- **Requirement**
Reproduce all the entries exactly and keep the pictures out.

- **Excerpt from a dataset**

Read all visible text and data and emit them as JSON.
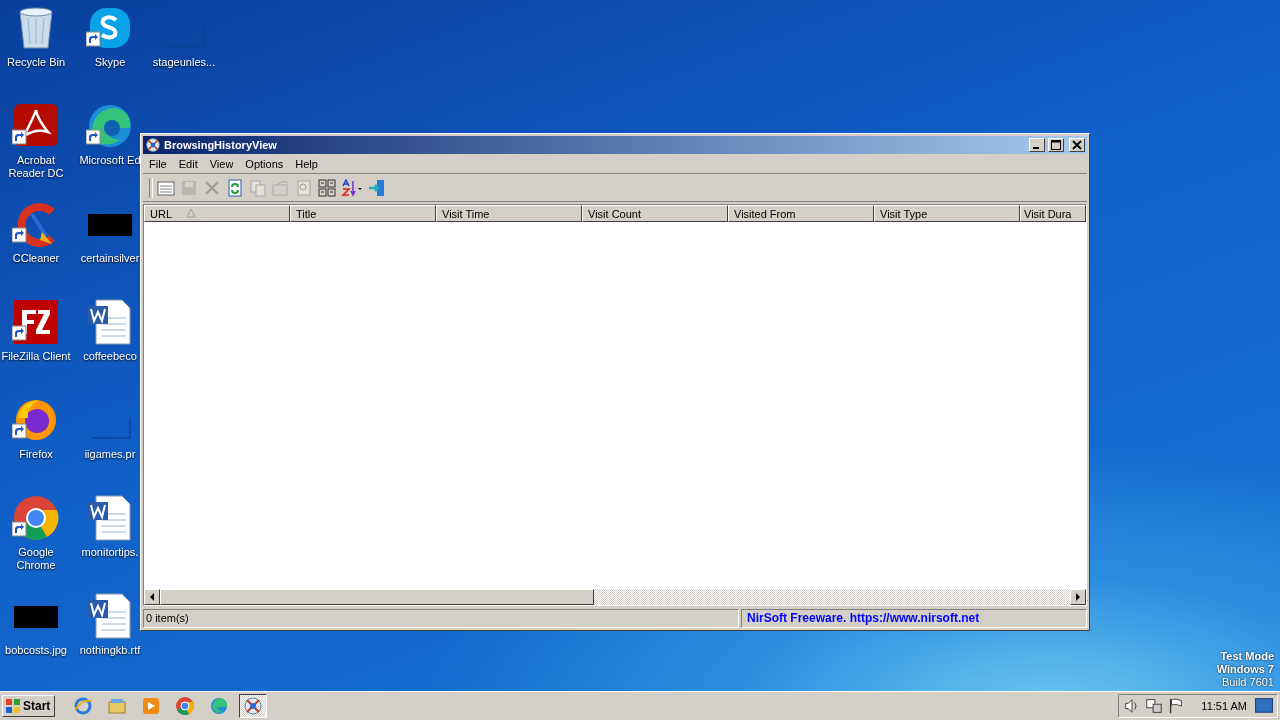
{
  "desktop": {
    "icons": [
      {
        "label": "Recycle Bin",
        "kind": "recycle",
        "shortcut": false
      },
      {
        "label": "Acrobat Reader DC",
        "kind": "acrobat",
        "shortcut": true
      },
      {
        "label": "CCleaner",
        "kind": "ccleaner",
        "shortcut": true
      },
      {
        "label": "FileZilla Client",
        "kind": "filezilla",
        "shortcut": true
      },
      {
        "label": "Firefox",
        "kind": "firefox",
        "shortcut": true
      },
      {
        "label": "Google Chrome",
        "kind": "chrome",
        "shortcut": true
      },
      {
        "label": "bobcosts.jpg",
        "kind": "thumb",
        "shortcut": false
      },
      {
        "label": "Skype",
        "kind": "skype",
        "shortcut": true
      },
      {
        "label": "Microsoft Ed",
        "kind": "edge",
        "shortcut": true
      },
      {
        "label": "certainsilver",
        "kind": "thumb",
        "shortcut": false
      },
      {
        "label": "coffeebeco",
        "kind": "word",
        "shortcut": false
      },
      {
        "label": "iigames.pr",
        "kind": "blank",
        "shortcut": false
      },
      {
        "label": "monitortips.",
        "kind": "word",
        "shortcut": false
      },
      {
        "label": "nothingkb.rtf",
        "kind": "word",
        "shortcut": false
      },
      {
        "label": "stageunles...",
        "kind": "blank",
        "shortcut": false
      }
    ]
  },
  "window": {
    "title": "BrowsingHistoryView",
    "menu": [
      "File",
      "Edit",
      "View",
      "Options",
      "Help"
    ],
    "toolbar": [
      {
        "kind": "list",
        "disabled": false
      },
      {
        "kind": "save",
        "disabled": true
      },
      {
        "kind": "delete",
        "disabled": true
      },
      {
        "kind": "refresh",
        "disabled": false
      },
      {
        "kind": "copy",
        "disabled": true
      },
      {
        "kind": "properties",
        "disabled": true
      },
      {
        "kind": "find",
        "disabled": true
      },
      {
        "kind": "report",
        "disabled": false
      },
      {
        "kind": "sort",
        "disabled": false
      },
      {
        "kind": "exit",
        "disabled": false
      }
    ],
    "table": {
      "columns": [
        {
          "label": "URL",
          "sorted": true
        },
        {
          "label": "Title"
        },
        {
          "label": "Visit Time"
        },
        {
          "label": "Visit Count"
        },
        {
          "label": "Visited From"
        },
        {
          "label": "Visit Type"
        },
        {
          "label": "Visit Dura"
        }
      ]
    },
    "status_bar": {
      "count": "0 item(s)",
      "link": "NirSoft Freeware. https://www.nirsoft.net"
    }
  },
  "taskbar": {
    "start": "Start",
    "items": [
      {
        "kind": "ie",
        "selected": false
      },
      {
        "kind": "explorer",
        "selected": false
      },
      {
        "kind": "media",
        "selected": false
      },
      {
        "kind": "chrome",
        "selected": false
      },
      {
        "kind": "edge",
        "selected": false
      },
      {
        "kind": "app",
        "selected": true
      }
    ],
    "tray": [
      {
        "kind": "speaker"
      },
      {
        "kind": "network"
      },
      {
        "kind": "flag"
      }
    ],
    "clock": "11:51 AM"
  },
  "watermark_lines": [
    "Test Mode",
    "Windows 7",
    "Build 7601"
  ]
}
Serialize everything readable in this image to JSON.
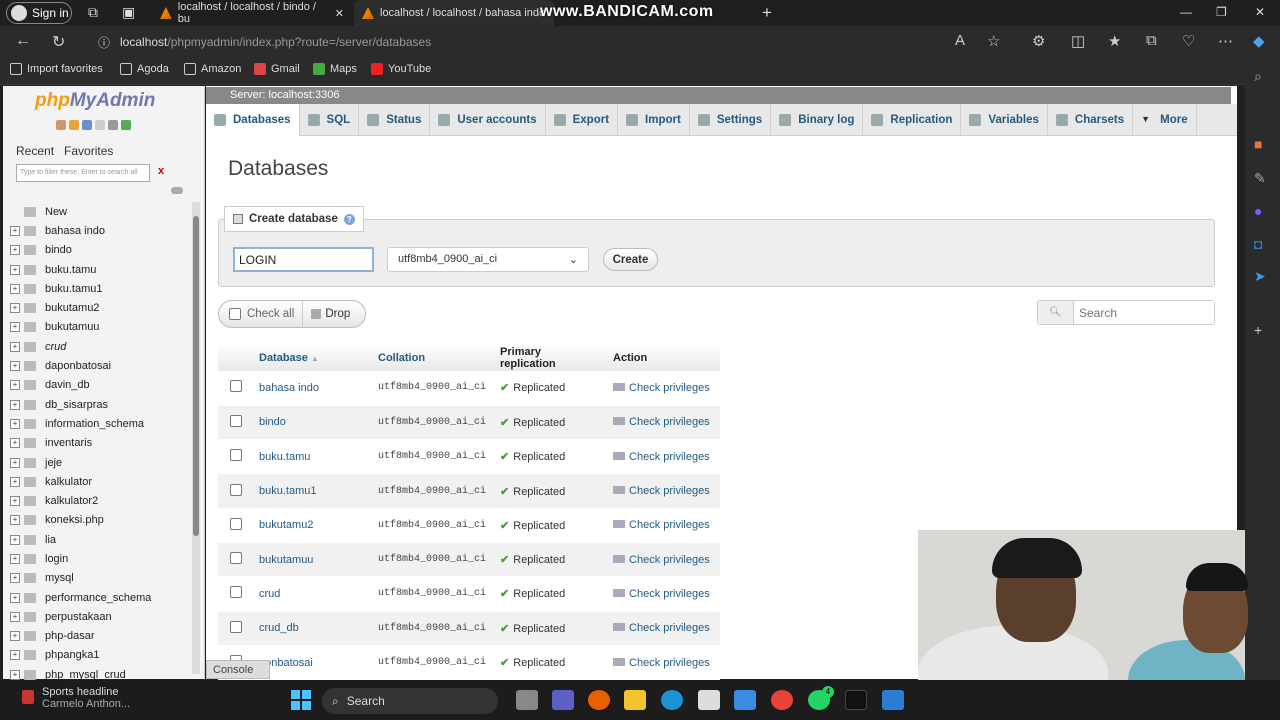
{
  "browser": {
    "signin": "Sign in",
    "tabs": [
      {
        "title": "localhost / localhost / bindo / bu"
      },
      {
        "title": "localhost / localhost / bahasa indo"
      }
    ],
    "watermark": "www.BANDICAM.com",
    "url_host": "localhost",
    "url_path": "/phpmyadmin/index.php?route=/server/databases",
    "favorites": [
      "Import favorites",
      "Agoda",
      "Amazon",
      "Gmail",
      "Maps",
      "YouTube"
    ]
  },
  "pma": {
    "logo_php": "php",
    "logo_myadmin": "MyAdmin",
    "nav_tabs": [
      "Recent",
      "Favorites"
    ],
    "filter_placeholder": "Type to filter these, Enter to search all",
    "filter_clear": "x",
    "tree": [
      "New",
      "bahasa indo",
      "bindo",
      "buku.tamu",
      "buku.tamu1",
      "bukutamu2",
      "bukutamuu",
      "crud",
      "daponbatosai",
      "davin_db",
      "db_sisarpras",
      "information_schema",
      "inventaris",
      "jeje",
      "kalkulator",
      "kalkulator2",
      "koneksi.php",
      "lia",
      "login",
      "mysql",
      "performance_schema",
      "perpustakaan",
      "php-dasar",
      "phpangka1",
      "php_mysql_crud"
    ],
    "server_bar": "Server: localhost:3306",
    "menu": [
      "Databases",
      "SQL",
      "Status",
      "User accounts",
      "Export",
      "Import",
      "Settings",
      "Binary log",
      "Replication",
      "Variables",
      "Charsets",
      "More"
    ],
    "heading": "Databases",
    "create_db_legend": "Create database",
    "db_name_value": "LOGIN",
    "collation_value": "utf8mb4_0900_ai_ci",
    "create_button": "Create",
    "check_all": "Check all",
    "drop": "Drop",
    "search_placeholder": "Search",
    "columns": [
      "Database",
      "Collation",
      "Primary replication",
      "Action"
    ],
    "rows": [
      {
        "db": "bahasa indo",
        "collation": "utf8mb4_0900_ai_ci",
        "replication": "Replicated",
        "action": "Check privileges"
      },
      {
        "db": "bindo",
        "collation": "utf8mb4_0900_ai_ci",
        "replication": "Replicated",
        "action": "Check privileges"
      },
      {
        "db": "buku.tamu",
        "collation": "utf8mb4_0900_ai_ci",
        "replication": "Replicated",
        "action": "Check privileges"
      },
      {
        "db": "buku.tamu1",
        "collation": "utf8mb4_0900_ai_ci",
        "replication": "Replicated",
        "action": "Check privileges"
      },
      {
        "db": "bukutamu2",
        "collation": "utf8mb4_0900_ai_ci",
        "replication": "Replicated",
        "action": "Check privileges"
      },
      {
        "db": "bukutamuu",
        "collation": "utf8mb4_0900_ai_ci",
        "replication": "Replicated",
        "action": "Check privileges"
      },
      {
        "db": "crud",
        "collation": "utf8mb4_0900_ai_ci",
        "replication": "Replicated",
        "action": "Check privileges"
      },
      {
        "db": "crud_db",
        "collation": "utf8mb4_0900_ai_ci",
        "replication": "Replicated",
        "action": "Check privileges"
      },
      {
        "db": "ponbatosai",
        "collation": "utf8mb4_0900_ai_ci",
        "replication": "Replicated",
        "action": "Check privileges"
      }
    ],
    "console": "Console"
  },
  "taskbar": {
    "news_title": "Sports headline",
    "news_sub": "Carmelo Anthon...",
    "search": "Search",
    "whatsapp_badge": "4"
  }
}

- **Correct response**
Read all visible text and data and emit them as JSON.
{
  "desktop": {
    "icons": [
      {
        "label": "Recycle Bin",
        "kind": "recycle",
        "shortcut": false
      },
      {
        "label": "Acrobat Reader DC",
        "kind": "acrobat",
        "shortcut": true
      },
      {
        "label": "CCleaner",
        "kind": "ccleaner",
        "shortcut": true
      },
      {
        "label": "FileZilla Client",
        "kind": "filezilla",
        "shortcut": true
      },
      {
        "label": "Firefox",
        "kind": "firefox",
        "shortcut": true
      },
      {
        "label": "Google Chrome",
        "kind": "chrome",
        "shortcut": true
      },
      {
        "label": "bobcosts.jpg",
        "kind": "thumb",
        "shortcut": false
      },
      {
        "label": "Skype",
        "kind": "skype",
        "shortcut": true
      },
      {
        "label": "Microsoft Ed",
        "kind": "edge",
        "shortcut": true
      },
      {
        "label": "certainsilver",
        "kind": "thumb",
        "shortcut": false
      },
      {
        "label": "coffeebeco",
        "kind": "word",
        "shortcut": false
      },
      {
        "label": "iigames.pr",
        "kind": "blank",
        "shortcut": false
      },
      {
        "label": "monitortips.",
        "kind": "word",
        "shortcut": false
      },
      {
        "label": "nothingkb.rtf",
        "kind": "word",
        "shortcut": false
      },
      {
        "label": "stageunles...",
        "kind": "blank",
        "shortcut": false
      }
    ]
  },
  "window": {
    "title": "BrowsingHistoryView",
    "menu": [
      "File",
      "Edit",
      "View",
      "Options",
      "Help"
    ],
    "toolbar": [
      {
        "kind": "list",
        "disabled": false
      },
      {
        "kind": "save",
        "disabled": true
      },
      {
        "kind": "delete",
        "disabled": true
      },
      {
        "kind": "refresh",
        "disabled": false
      },
      {
        "kind": "copy",
        "disabled": true
      },
      {
        "kind": "properties",
        "disabled": true
      },
      {
        "kind": "find",
        "disabled": true
      },
      {
        "kind": "report",
        "disabled": false
      },
      {
        "kind": "sort",
        "disabled": false
      },
      {
        "kind": "exit",
        "disabled": false
      }
    ],
    "table": {
      "columns": [
        {
          "label": "URL",
          "sorted": true
        },
        {
          "label": "Title"
        },
        {
          "label": "Visit Time"
        },
        {
          "label": "Visit Count"
        },
        {
          "label": "Visited From"
        },
        {
          "label": "Visit Type"
        },
        {
          "label": "Visit Dura"
        }
      ]
    },
    "status_bar": {
      "count": "0 item(s)",
      "link": "NirSoft Freeware. https://www.nirsoft.net"
    }
  },
  "taskbar": {
    "start": "Start",
    "items": [
      {
        "kind": "ie",
        "selected": false
      },
      {
        "kind": "explorer",
        "selected": false
      },
      {
        "kind": "media",
        "selected": false
      },
      {
        "kind": "chrome",
        "selected": false
      },
      {
        "kind": "edge",
        "selected": false
      },
      {
        "kind": "app",
        "selected": true
      }
    ],
    "tray": [
      {
        "kind": "speaker"
      },
      {
        "kind": "network"
      },
      {
        "kind": "flag"
      }
    ],
    "clock": "11:51 AM"
  },
  "watermark_lines": [
    "Test Mode",
    "Windows 7",
    "Build 7601"
  ]
}
Serialize everything readable in this image to JSON.
{
  "browser": {
    "signin": "Sign in",
    "tabs": [
      {
        "title": "localhost / localhost / bindo / bu"
      },
      {
        "title": "localhost / localhost / bahasa indo"
      }
    ],
    "watermark": "www.BANDICAM.com",
    "url_host": "localhost",
    "url_path": "/phpmyadmin/index.php?route=/server/databases",
    "favorites": [
      "Import favorites",
      "Agoda",
      "Amazon",
      "Gmail",
      "Maps",
      "YouTube"
    ]
  },
  "pma": {
    "logo_php": "php",
    "logo_myadmin": "MyAdmin",
    "nav_tabs": [
      "Recent",
      "Favorites"
    ],
    "filter_placeholder": "Type to filter these, Enter to search all",
    "filter_clear": "x",
    "tree": [
      "New",
      "bahasa indo",
      "bindo",
      "buku.tamu",
      "buku.tamu1",
      "bukutamu2",
      "bukutamuu",
      "crud",
      "daponbatosai",
      "davin_db",
      "db_sisarpras",
      "information_schema",
      "inventaris",
      "jeje",
      "kalkulator",
      "kalkulator2",
      "koneksi.php",
      "lia",
      "login",
      "mysql",
      "performance_schema",
      "perpustakaan",
      "php-dasar",
      "phpangka1",
      "php_mysql_crud"
    ],
    "server_bar": "Server: localhost:3306",
    "menu": [
      "Databases",
      "SQL",
      "Status",
      "User accounts",
      "Export",
      "Import",
      "Settings",
      "Binary log",
      "Replication",
      "Variables",
      "Charsets",
      "More"
    ],
    "heading": "Databases",
    "create_db_legend": "Create database",
    "db_name_value": "LOGIN",
    "collation_value": "utf8mb4_0900_ai_ci",
    "create_button": "Create",
    "check_all": "Check all",
    "drop": "Drop",
    "search_placeholder": "Search",
    "columns": [
      "Database",
      "Collation",
      "Primary replication",
      "Action"
    ],
    "rows": [
      {
        "db": "bahasa indo",
        "collation": "utf8mb4_0900_ai_ci",
        "replication": "Replicated",
        "action": "Check privileges"
      },
      {
        "db": "bindo",
        "collation": "utf8mb4_0900_ai_ci",
        "replication": "Replicated",
        "action": "Check privileges"
      },
      {
        "db": "buku.tamu",
        "collation": "utf8mb4_0900_ai_ci",
        "replication": "Replicated",
        "action": "Check privileges"
      },
      {
        "db": "buku.tamu1",
        "collation": "utf8mb4_0900_ai_ci",
        "replication": "Replicated",
        "action": "Check privileges"
      },
      {
        "db": "bukutamu2",
        "collation": "utf8mb4_0900_ai_ci",
        "replication": "Replicated",
        "action": "Check privileges"
      },
      {
        "db": "bukutamuu",
        "collation": "utf8mb4_0900_ai_ci",
        "replication": "Replicated",
        "action": "Check privileges"
      },
      {
        "db": "crud",
        "collation": "utf8mb4_0900_ai_ci",
        "replication": "Replicated",
        "action": "Check privileges"
      },
      {
        "db": "crud_db",
        "collation": "utf8mb4_0900_ai_ci",
        "replication": "Replicated",
        "action": "Check privileges"
      },
      {
        "db": "ponbatosai",
        "collation": "utf8mb4_0900_ai_ci",
        "replication": "Replicated",
        "action": "Check privileges"
      }
    ],
    "console": "Console"
  },
  "taskbar": {
    "news_title": "Sports headline",
    "news_sub": "Carmelo Anthon...",
    "search": "Search",
    "whatsapp_badge": "4"
  }
}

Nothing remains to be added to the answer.